Exercise task: Go through the records underneath and write each one out again exactly.

>> start

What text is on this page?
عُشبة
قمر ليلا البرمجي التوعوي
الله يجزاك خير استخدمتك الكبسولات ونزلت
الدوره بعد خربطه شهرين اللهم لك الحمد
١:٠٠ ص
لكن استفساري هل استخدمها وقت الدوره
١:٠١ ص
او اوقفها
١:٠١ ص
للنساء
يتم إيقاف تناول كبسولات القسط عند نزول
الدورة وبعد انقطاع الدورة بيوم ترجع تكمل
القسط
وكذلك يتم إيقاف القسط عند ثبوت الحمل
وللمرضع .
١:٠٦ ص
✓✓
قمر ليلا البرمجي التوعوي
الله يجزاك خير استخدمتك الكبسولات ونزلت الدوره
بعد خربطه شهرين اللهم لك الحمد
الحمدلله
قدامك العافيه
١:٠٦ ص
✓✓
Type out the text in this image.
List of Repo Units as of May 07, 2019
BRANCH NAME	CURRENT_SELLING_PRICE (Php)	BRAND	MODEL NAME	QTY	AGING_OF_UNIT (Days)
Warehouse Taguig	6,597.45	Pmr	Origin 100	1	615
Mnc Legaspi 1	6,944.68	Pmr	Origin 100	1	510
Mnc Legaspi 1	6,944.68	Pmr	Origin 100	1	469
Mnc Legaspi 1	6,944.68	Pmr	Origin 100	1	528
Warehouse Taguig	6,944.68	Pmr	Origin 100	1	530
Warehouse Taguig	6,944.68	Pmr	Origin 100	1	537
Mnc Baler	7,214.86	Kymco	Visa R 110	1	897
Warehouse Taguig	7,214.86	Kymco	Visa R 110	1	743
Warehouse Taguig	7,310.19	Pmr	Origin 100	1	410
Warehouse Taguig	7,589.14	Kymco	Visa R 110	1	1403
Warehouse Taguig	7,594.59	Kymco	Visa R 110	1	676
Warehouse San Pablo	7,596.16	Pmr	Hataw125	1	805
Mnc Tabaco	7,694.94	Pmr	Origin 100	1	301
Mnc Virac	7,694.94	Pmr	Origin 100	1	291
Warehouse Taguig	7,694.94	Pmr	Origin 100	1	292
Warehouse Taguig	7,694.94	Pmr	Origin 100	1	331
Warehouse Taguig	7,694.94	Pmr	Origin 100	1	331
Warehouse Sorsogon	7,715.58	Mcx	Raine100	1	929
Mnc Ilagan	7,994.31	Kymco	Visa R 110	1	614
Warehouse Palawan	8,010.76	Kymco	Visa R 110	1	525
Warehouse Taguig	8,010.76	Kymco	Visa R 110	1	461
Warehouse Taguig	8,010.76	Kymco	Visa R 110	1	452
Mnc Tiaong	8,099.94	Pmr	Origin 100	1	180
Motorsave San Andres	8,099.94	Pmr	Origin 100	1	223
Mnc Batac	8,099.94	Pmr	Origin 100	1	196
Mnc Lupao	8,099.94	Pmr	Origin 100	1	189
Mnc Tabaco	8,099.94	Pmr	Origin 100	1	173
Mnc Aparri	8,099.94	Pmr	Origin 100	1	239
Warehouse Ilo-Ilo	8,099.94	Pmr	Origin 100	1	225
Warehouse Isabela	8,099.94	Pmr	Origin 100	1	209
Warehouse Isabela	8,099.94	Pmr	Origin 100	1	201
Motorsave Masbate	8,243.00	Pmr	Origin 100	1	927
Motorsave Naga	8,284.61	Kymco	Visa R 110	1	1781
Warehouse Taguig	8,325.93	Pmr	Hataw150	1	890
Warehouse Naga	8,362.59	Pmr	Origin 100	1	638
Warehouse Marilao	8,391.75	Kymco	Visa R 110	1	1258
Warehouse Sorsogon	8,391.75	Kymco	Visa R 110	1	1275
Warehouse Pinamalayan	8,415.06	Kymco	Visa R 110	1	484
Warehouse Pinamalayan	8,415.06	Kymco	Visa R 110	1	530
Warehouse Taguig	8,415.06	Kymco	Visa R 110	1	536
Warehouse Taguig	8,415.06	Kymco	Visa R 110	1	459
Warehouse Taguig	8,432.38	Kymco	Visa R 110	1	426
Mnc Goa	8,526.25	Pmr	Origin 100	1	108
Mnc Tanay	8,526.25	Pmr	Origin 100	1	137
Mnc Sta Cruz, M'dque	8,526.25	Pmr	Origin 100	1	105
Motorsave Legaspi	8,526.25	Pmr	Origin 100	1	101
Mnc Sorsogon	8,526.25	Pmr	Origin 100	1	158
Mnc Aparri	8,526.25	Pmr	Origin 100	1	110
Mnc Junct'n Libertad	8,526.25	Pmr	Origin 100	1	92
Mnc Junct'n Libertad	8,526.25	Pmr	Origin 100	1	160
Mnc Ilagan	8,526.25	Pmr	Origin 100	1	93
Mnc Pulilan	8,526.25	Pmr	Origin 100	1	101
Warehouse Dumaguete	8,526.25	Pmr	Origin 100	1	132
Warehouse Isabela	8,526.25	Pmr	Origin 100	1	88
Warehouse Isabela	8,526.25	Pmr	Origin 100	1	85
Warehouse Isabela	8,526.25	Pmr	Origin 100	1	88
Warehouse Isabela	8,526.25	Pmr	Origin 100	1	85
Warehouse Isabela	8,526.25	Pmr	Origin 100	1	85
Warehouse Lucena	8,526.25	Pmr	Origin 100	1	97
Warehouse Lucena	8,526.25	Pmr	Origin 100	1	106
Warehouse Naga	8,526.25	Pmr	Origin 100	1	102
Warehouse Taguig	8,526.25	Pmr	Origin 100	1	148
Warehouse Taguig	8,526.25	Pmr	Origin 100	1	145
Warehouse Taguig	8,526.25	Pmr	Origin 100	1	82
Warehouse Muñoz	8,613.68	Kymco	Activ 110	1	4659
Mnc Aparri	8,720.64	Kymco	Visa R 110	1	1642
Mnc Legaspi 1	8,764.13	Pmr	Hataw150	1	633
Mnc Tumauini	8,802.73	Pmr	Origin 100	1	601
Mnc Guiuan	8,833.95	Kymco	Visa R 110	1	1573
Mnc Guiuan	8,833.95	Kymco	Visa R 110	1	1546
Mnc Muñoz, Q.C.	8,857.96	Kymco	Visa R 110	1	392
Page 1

>> end

Answer:
What text is on this page?
عُشبة
قمر ليلا البرمجي التوعوي
الله يجزاك خير استخدمتك الكبسولات ونزلت
الدوره بعد خربطه شهرين اللهم لك الحمد
١:٠٠ ص
لكن استفساري هل استخدمها وقت الدوره
١:٠١ ص
او اوقفها
١:٠١ ص
للنساء
يتم إيقاف تناول كبسولات القسط عند نزول
الدورة وبعد انقطاع الدورة بيوم ترجع تكمل
القسط
وكذلك يتم إيقاف القسط عند ثبوت الحمل
وللمرضع .
١:٠٦ ص
✓✓
قمر ليلا البرمجي التوعوي
الله يجزاك خير استخدمتك الكبسولات ونزلت الدوره
بعد خربطه شهرين اللهم لك الحمد
الحمدلله
قدامك العافيه
١:٠٦ ص
✓✓
Type out the text in this image.
List of Repo Units as of May 07, 2019
BRANCH NAME	CURRENT_SELLING_PRICE (Php)	BRAND	MODEL NAME	QTY	AGING_OF_UNIT (Days)
Warehouse Taguig	6,597.45	Pmr	Origin 100	1	615
Mnc Legaspi 1	6,944.68	Pmr	Origin 100	1	510
Mnc Legaspi 1	6,944.68	Pmr	Origin 100	1	469
Mnc Legaspi 1	6,944.68	Pmr	Origin 100	1	528
Warehouse Taguig	6,944.68	Pmr	Origin 100	1	530
Warehouse Taguig	6,944.68	Pmr	Origin 100	1	537
Mnc Baler	7,214.86	Kymco	Visa R 110	1	897
Warehouse Taguig	7,214.86	Kymco	Visa R 110	1	743
Warehouse Taguig	7,310.19	Pmr	Origin 100	1	410
Warehouse Taguig	7,589.14	Kymco	Visa R 110	1	1403
Warehouse Taguig	7,594.59	Kymco	Visa R 110	1	676
Warehouse San Pablo	7,596.16	Pmr	Hataw125	1	805
Mnc Tabaco	7,694.94	Pmr	Origin 100	1	301
Mnc Virac	7,694.94	Pmr	Origin 100	1	291
Warehouse Taguig	7,694.94	Pmr	Origin 100	1	292
Warehouse Taguig	7,694.94	Pmr	Origin 100	1	331
Warehouse Taguig	7,694.94	Pmr	Origin 100	1	331
Warehouse Sorsogon	7,715.58	Mcx	Raine100	1	929
Mnc Ilagan	7,994.31	Kymco	Visa R 110	1	614
Warehouse Palawan	8,010.76	Kymco	Visa R 110	1	525
Warehouse Taguig	8,010.76	Kymco	Visa R 110	1	461
Warehouse Taguig	8,010.76	Kymco	Visa R 110	1	452
Mnc Tiaong	8,099.94	Pmr	Origin 100	1	180
Motorsave San Andres	8,099.94	Pmr	Origin 100	1	223
Mnc Batac	8,099.94	Pmr	Origin 100	1	196
Mnc Lupao	8,099.94	Pmr	Origin 100	1	189
Mnc Tabaco	8,099.94	Pmr	Origin 100	1	173
Mnc Aparri	8,099.94	Pmr	Origin 100	1	239
Warehouse Ilo-Ilo	8,099.94	Pmr	Origin 100	1	225
Warehouse Isabela	8,099.94	Pmr	Origin 100	1	209
Warehouse Isabela	8,099.94	Pmr	Origin 100	1	201
Motorsave Masbate	8,243.00	Pmr	Origin 100	1	927
Motorsave Naga	8,284.61	Kymco	Visa R 110	1	1781
Warehouse Taguig	8,325.93	Pmr	Hataw150	1	890
Warehouse Naga	8,362.59	Pmr	Origin 100	1	638
Warehouse Marilao	8,391.75	Kymco	Visa R 110	1	1258
Warehouse Sorsogon	8,391.75	Kymco	Visa R 110	1	1275
Warehouse Pinamalayan	8,415.06	Kymco	Visa R 110	1	484
Warehouse Pinamalayan	8,415.06	Kymco	Visa R 110	1	530
Warehouse Taguig	8,415.06	Kymco	Visa R 110	1	536
Warehouse Taguig	8,415.06	Kymco	Visa R 110	1	459
Warehouse Taguig	8,432.38	Kymco	Visa R 110	1	426
Mnc Goa	8,526.25	Pmr	Origin 100	1	108
Mnc Tanay	8,526.25	Pmr	Origin 100	1	137
Mnc Sta Cruz, M'dque	8,526.25	Pmr	Origin 100	1	105
Motorsave Legaspi	8,526.25	Pmr	Origin 100	1	101
Mnc Sorsogon	8,526.25	Pmr	Origin 100	1	158
Mnc Aparri	8,526.25	Pmr	Origin 100	1	110
Mnc Junct'n Libertad	8,526.25	Pmr	Origin 100	1	92
Mnc Junct'n Libertad	8,526.25	Pmr	Origin 100	1	160
Mnc Ilagan	8,526.25	Pmr	Origin 100	1	93
Mnc Pulilan	8,526.25	Pmr	Origin 100	1	101
Warehouse Dumaguete	8,526.25	Pmr	Origin 100	1	132
Warehouse Isabela	8,526.25	Pmr	Origin 100	1	88
Warehouse Isabela	8,526.25	Pmr	Origin 100	1	85
Warehouse Isabela	8,526.25	Pmr	Origin 100	1	88
Warehouse Isabela	8,526.25	Pmr	Origin 100	1	85
Warehouse Isabela	8,526.25	Pmr	Origin 100	1	85
Warehouse Lucena	8,526.25	Pmr	Origin 100	1	97
Warehouse Lucena	8,526.25	Pmr	Origin 100	1	106
Warehouse Naga	8,526.25	Pmr	Origin 100	1	102
Warehouse Taguig	8,526.25	Pmr	Origin 100	1	148
Warehouse Taguig	8,526.25	Pmr	Origin 100	1	145
Warehouse Taguig	8,526.25	Pmr	Origin 100	1	82
Warehouse Muñoz	8,613.68	Kymco	Activ 110	1	4659
Mnc Aparri	8,720.64	Kymco	Visa R 110	1	1642
Mnc Legaspi 1	8,764.13	Pmr	Hataw150	1	633
Mnc Tumauini	8,802.73	Pmr	Origin 100	1	601
Mnc Guiuan	8,833.95	Kymco	Visa R 110	1	1573
Mnc Guiuan	8,833.95	Kymco	Visa R 110	1	1546
Mnc Muñoz, Q.C.	8,857.96	Kymco	Visa R 110	1	392
Page 1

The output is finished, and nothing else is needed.